• _PAGE_
%%

Speaker: Aaron Mazel-Gee, Caltech
Title: Towards knot homology for 3-manifolds
Time: Nov 08, 2022 at 18:00 Istanbul time
Abstract: The Jones polynomial is an invariant of knots in R3 . Following a proposal of Witten, it was extended to knots in 3-manifolds by Reshetikhin--Turaev using quantum groups. Khovanov homology is a categorification of the Jones polynomial of a knot in R3, analogously to how ordinary homology is a categorification of the Euler characteristic of a space. It is a major open problem to extend Khovanov homology to knots in 3-manifolds. In this talk, I will explain forthcoming work towards solving this problem, joint with Leon Liu, David Reutter, Catharina Stroppel, and Paul Wedrich. Roughly speaking, our contribution amounts to the first instance of a braiding on 2-representations of a categorified quantum group. More precisely, we construct a braided (∞,2)-category that simultaneously incorporates all of Rouquier's braid group actions on Hecke categories in type A, articulating a novel compatibility among them.
Speaker: Can Yaylalı, Darmstadt University
Title: Derived F-zips
Time: Nov 22, 2022 at 17:00 Istanbul time
Abstract: The theory of F-zips is a positive characteristic analog of the theory of integral Hodge-structures. As shown by Moonen and Wedhorn, one can associate to any proper smooth scheme with degenerating Hodge-de Rham spectral sequence and finite locally free Hodge cohomologies an F- zips, via its n-th de Rham cohomology. Using the theory of derived algebraic geometry, we can work with the de Rham hypercohomology and show that it has a derived analog of an F-zip structure. We call these structures derived F-zips. We can attach to any proper smooth morphism a derived F-zip and analyze families of proper smooth morphisms via their underlying derived F-zip.
Speaker: Kürşat Sözer, McMaster University
Title: Crossed module graded categories and state-sum homotopy invariants of maps
Time: Dec 06, 2022 at 17:00 Istanbul time
Abstract: A well-known fact is that groups are algebraic models for 1-types. Generalizing groups, crossed modules model 2-types. In this talk, I will introduce the notion of a crossed module graded fusion category which generalizes that of a fusion category graded by a group. Then,using such categories, I will construct a 3-dimensional state-sum homotopy quantum field theory (HQFT) with a 2-type target. Such an HQFT associates a scalar to a map from a closed oriented 3-manifold to the fixed 2- type. Moreover, this scalar is invariant under homotopies. This HQFT generalizes the state-sum Turaev-Virelizier HQFT with an aspherical target. This is joint work with Alexis Virelizier.
Speaker: Ödül Tetik, Zurich University
Title: Field theory from [and] homology via [are] “duals”

%%

• _PROBLEM 1_
In the seminar listing, who extended the Jones polynomial to knots in 3-manifolds?
• _PROBLEM 2_
Rewrite the stretch of the seminar listing from "Speaker: Kürşat Sözer, McMaster" through "with Alexis Virelizier.", putting "TQFT" wherever "HQFT" appears.
Rely only on the seminar listing to respond.

• _PROVIDED RECORDS_
%%

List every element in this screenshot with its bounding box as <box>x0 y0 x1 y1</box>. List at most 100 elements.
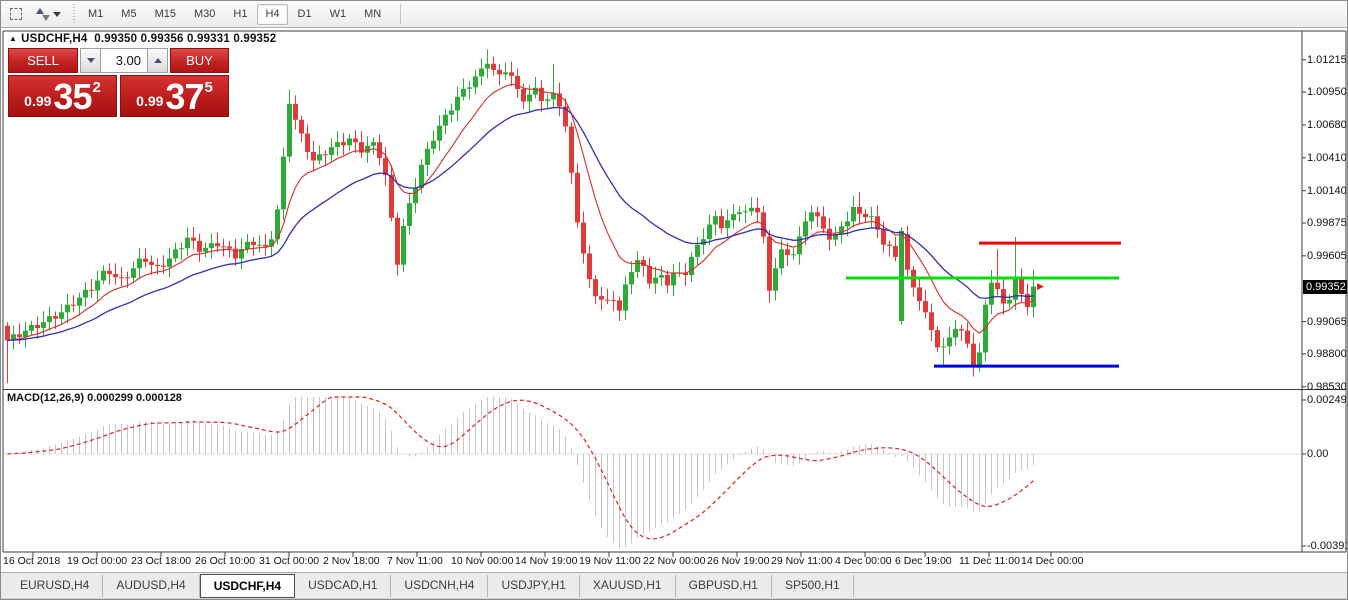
candle-body <box>467 87 472 89</box>
toolbar-separator <box>400 4 402 24</box>
collapse-arrow-icon[interactable]: ▲ <box>9 34 18 43</box>
candle-body <box>191 237 196 241</box>
toolbar-grip[interactable] <box>73 4 75 24</box>
time-axis-label: 4 Dec 00:00 <box>835 555 892 567</box>
chart-tab-audusd[interactable]: AUDUSD,H4 <box>103 575 200 597</box>
chart-tab-xauusd[interactable]: XAUUSD,H1 <box>580 575 676 597</box>
time-axis-label: 14 Dec 00:00 <box>1021 555 1084 567</box>
chart-tab-gbpusd[interactable]: GBPUSD,H1 <box>676 575 772 597</box>
macd-signal-value: 0.000128 <box>136 392 182 404</box>
candle-body <box>503 72 508 75</box>
candle-body <box>173 249 178 259</box>
chart-tab-eurusd[interactable]: EURUSD,H4 <box>7 575 104 597</box>
candle-body <box>317 154 322 161</box>
volume-increase-button[interactable] <box>148 48 168 73</box>
sell-button[interactable]: SELL <box>8 48 78 73</box>
candle-body <box>455 96 460 111</box>
symbol-period-label: USDCHF,H4 <box>21 33 88 45</box>
moving-average-line <box>7 83 1034 342</box>
candle-body <box>923 301 928 313</box>
candle-body <box>389 174 394 218</box>
candle-body <box>1013 279 1018 300</box>
candle-body <box>215 243 220 247</box>
candle-body <box>383 158 388 175</box>
timeframe-button-h1[interactable]: H1 <box>233 7 248 20</box>
buy-price-main: 37 <box>165 76 204 117</box>
chart-tab-sp500[interactable]: SP500,H1 <box>772 575 854 597</box>
candle-body <box>311 151 316 161</box>
candle-body <box>341 142 346 146</box>
candle-body <box>641 260 646 266</box>
candle-body <box>935 330 940 348</box>
candle-body <box>881 229 886 245</box>
timeframe-button-m1[interactable]: M1 <box>88 7 104 20</box>
candle-body <box>755 207 760 213</box>
buy-button[interactable]: BUY <box>170 48 229 73</box>
candle-body <box>509 72 514 76</box>
chart-tab-usdcnh[interactable]: USDCNH,H4 <box>391 575 489 597</box>
candle-body <box>101 270 106 281</box>
candle-body <box>305 133 310 152</box>
candle-body <box>419 164 424 188</box>
candle-body <box>287 103 292 157</box>
candle-body <box>527 94 532 102</box>
candle-body <box>1019 279 1024 294</box>
candle-body <box>227 246 232 249</box>
chart-area[interactable]: ▲ USDCHF,H4 0.99350 0.99356 0.99331 0.993… <box>1 29 1348 572</box>
volume-decrease-button[interactable] <box>80 48 100 73</box>
candle-body <box>275 209 280 240</box>
candle-body <box>845 221 850 227</box>
candle-body <box>833 233 838 240</box>
chart-canvas[interactable] <box>1 29 1348 572</box>
timeframe-button-m30[interactable]: M30 <box>193 7 216 20</box>
price-axis-label: 1.00410 <box>1307 151 1347 164</box>
timeframe-button-m5[interactable]: M5 <box>121 7 137 20</box>
symbols-icon[interactable] <box>31 4 65 25</box>
candle-body <box>461 88 466 97</box>
buy-price-prefix: 0.99 <box>136 93 164 109</box>
candle-body <box>647 265 652 284</box>
candle-body <box>179 248 184 250</box>
timeframe-button-w1[interactable]: W1 <box>329 7 347 20</box>
candle-body <box>779 249 784 269</box>
sell-price-display[interactable]: 0.99 35 2 <box>8 75 117 117</box>
volume-input[interactable] <box>100 48 148 73</box>
candle-body <box>83 289 88 298</box>
sell-price-prefix: 0.99 <box>24 93 52 109</box>
candle-body <box>617 300 622 311</box>
candle-body <box>545 99 550 102</box>
time-axis-label: 19 Oct 00:00 <box>67 555 128 567</box>
chart-tab-usdjpy[interactable]: USDJPY,H1 <box>488 575 580 597</box>
timeframe-button-h4[interactable]: H4 <box>257 3 288 25</box>
timeframe-button-d1[interactable]: D1 <box>297 7 312 20</box>
candle-body <box>569 126 574 173</box>
candle-body <box>413 187 418 204</box>
candle-body <box>257 244 262 246</box>
chart-tabbar: EURUSD,H4 AUDUSD,H4 USDCHF,H4 USDCAD,H1 USDC… <box>1 572 1347 598</box>
candle-body <box>209 243 214 248</box>
price-axis-label: 0.99065 <box>1307 315 1347 328</box>
candle-body <box>1031 286 1036 308</box>
buy-price-display[interactable]: 0.99 37 5 <box>120 75 229 117</box>
macd-axis-label: 0.002492 <box>1307 394 1347 406</box>
timeframe-button-mn[interactable]: MN <box>364 7 382 20</box>
candle-body <box>371 142 376 146</box>
candle-body <box>221 246 226 248</box>
candle-body <box>929 312 934 331</box>
candle-body <box>941 346 946 348</box>
macd-signal-line <box>7 396 1034 540</box>
candle-body <box>815 212 820 217</box>
candle-body <box>77 297 82 306</box>
time-axis-label: 7 Nov 11:00 <box>387 555 443 567</box>
chart-select-icon[interactable] <box>5 4 27 25</box>
chart-tab-usdcad[interactable]: USDCAD,H1 <box>295 575 392 597</box>
candle-body <box>443 114 448 126</box>
candle-body <box>893 246 898 257</box>
chart-tab-usdchf[interactable]: USDCHF,H4 <box>199 574 296 598</box>
candle-body <box>737 212 742 215</box>
candle-body <box>839 226 844 234</box>
candle-body <box>557 93 562 107</box>
candle-body <box>65 304 70 313</box>
candle-body <box>269 239 274 247</box>
timeframe-button-m15[interactable]: M15 <box>154 7 176 20</box>
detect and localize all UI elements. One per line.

%%

• _FULL OUTPUT 1_
Reshetikhin and Turaev extended it, using quantum groups.

• _FULL OUTPUT 2_
Speaker: Kürşat Sözer, McMaster University
Title: Crossed module graded categories and state-sum homotopy invariants of maps
Time: Dec 06, 2022 at 17:00 Istanbul time
Abstract: A well-known fact is that groups are algebraic models for 1-types. Generalizing groups, crossed modules model 2-types. In this talk, I will introduce the notion of a crossed module graded fusion category which generalizes that of a fusion category graded by a group. Then,using such categories, I will construct a 3-dimensional state-sum homotopy quantum field theory (TQFT) with a 2-type target. Such an TQFT associates a scalar to a map from a closed oriented 3-manifold to the fixed 2- type. Moreover, this scalar is invariant under homotopies. This TQFT generalizes the state-sum Turaev-Virelizier TQFT with an aspherical target. This is joint work with Alexis Virelizier.